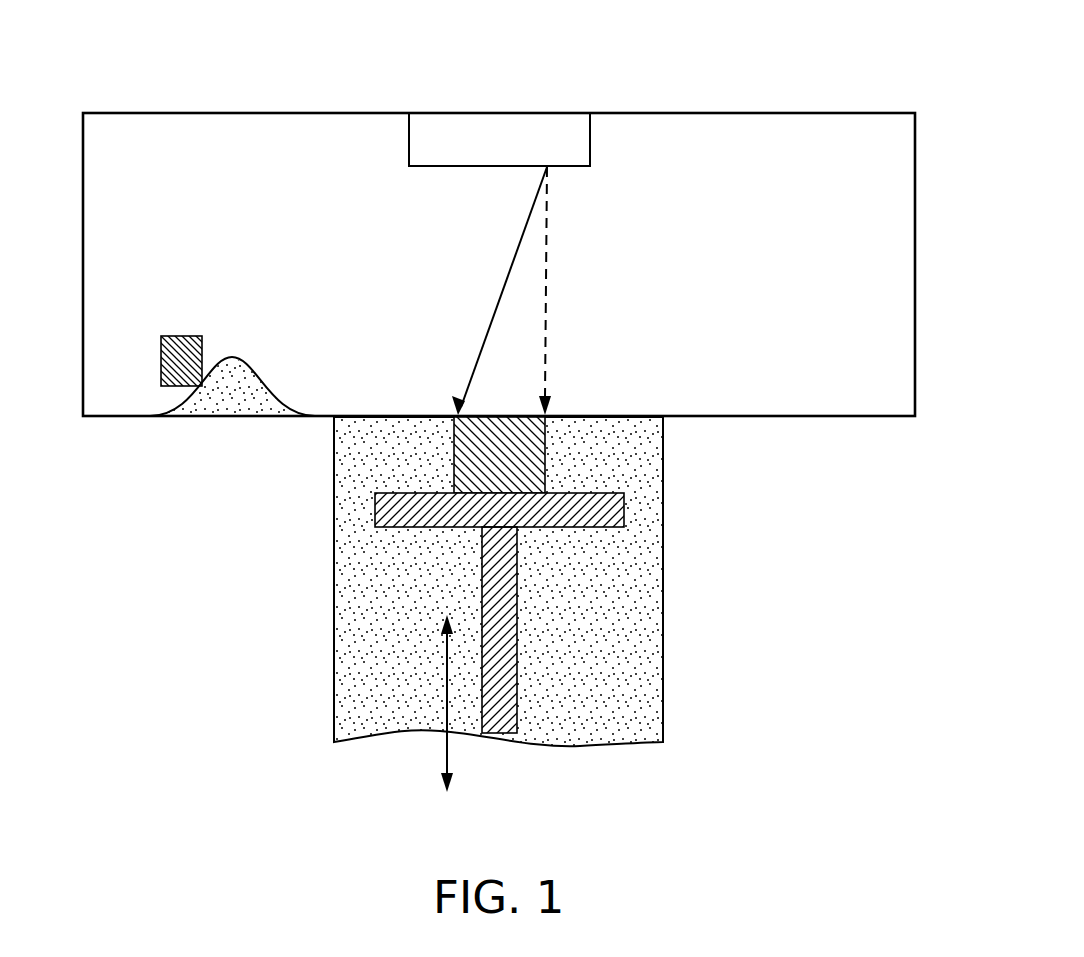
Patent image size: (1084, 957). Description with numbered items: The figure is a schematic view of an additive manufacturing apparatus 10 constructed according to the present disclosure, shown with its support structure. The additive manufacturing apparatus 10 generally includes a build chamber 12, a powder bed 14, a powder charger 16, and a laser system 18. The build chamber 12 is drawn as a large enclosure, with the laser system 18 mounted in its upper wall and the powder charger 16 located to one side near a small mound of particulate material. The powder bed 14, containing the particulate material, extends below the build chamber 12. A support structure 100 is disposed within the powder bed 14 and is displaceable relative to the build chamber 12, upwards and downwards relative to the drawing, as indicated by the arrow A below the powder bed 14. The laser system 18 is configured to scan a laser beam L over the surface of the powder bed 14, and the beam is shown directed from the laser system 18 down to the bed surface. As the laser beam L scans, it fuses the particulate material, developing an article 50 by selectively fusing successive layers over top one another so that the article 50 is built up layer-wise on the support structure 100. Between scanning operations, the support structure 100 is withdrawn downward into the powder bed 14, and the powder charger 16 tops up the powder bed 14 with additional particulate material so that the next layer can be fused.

The additive manufacturing apparatus 10 is at (183, 583).
The build chamber 12 is at (765, 277).
The powder bed 14 is at (608, 639).
The powder charger 16 is at (180, 353).
The laser system 18 is at (514, 136).
The article 50 is at (455, 445).
The support structure 100 is at (608, 513).
The laser beam L is at (492, 308).
The arrow A is at (447, 752).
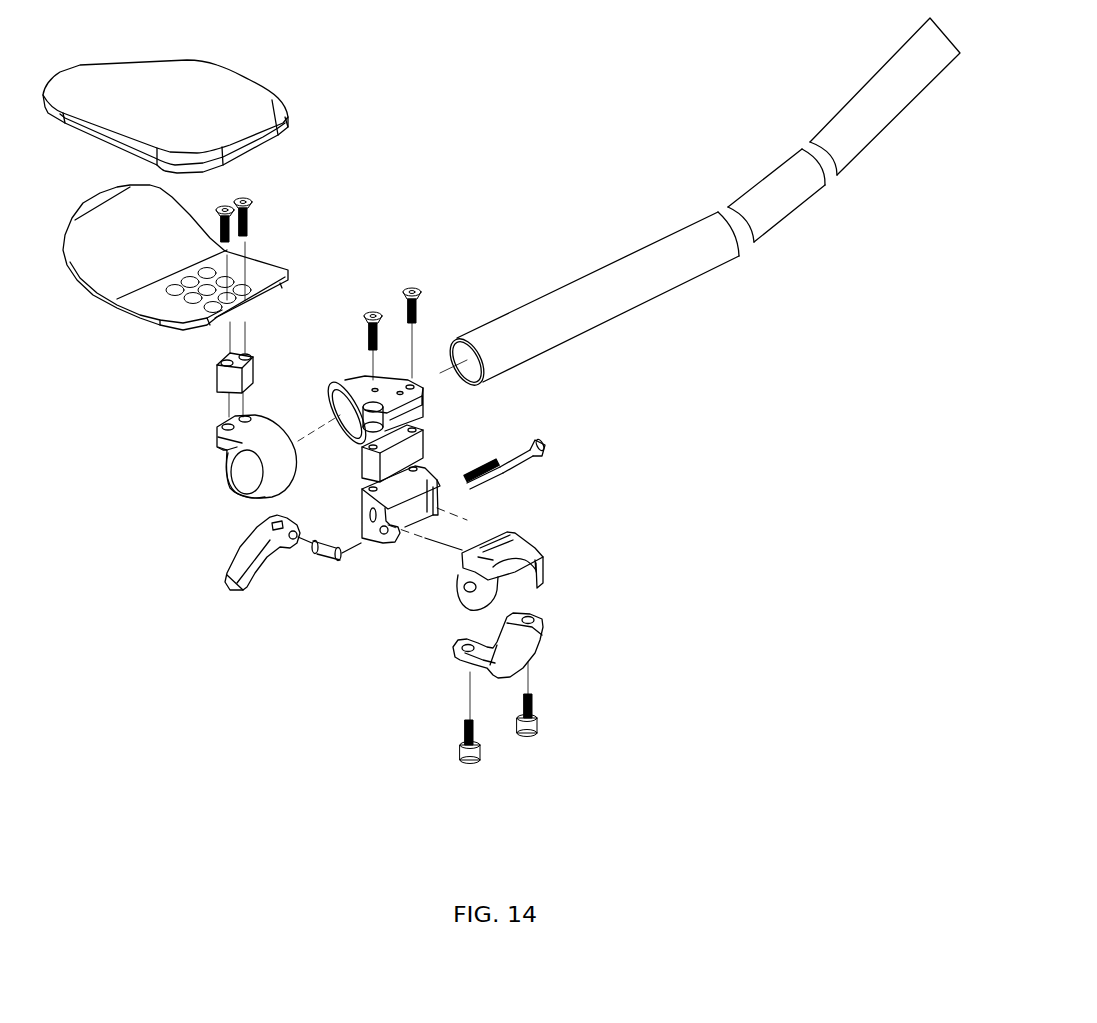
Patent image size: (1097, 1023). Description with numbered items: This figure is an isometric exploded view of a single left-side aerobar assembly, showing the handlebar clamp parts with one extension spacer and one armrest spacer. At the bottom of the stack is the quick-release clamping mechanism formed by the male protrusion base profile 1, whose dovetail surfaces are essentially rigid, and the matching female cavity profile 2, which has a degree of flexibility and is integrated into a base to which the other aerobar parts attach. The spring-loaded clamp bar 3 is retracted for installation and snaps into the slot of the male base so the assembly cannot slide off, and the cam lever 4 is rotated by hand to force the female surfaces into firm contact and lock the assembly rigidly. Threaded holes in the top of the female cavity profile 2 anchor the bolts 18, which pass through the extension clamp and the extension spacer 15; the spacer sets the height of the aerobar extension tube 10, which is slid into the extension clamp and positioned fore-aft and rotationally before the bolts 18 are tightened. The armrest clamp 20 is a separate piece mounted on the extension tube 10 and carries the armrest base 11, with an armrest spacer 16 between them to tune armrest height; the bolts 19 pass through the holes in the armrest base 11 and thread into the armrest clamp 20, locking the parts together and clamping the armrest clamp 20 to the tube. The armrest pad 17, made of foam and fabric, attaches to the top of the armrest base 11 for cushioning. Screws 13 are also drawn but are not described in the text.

The male protrusion base profile 1 is at (540, 550).
The female cavity profile 2 is at (387, 543).
The spring-loaded clamp bar 3 is at (540, 443).
The cam lever 4 is at (238, 546).
The aerobar extension tube 10 is at (622, 257).
The armrest base 11 is at (93, 298).
The screws 13 is at (537, 732).
The extension spacer 15 is at (427, 440).
The armrest spacer 16 is at (217, 377).
The armrest pad 17 is at (288, 107).
The bolts 18 is at (405, 285).
The bolts 19 is at (253, 213).
The armrest clamp 20 is at (230, 473).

_Exercise goal_
Copy everything from the start of the rows down to the line containing "The arrow A is at (447, 752).", keeping every line unchanged and leaving the pictures out of your answer.

_Answer to the problem_
Patent image size: (1084, 957). Description with numbered items: The figure is a schematic view of an additive manufacturing apparatus 10 constructed according to the present disclosure, shown with its support structure. The additive manufacturing apparatus 10 generally includes a build chamber 12, a powder bed 14, a powder charger 16, and a laser system 18. The build chamber 12 is drawn as a large enclosure, with the laser system 18 mounted in its upper wall and the powder charger 16 located to one side near a small mound of particulate material. The powder bed 14, containing the particulate material, extends below the build chamber 12. A support structure 100 is disposed within the powder bed 14 and is displaceable relative to the build chamber 12, upwards and downwards relative to the drawing, as indicated by the arrow A below the powder bed 14. The laser system 18 is configured to scan a laser beam L over the surface of the powder bed 14, and the beam is shown directed from the laser system 18 down to the bed surface. As the laser beam L scans, it fuses the particulate material, developing an article 50 by selectively fusing successive layers over top one another so that the article 50 is built up layer-wise on the support structure 100. Between scanning operations, the support structure 100 is withdrawn downward into the powder bed 14, and the powder charger 16 tops up the powder bed 14 with additional particulate material so that the next layer can be fused.

The additive manufacturing apparatus 10 is at (183, 583).
The build chamber 12 is at (765, 277).
The powder bed 14 is at (608, 639).
The powder charger 16 is at (180, 353).
The laser system 18 is at (514, 136).
The article 50 is at (455, 445).
The support structure 100 is at (608, 513).
The laser beam L is at (492, 308).
The arrow A is at (447, 752).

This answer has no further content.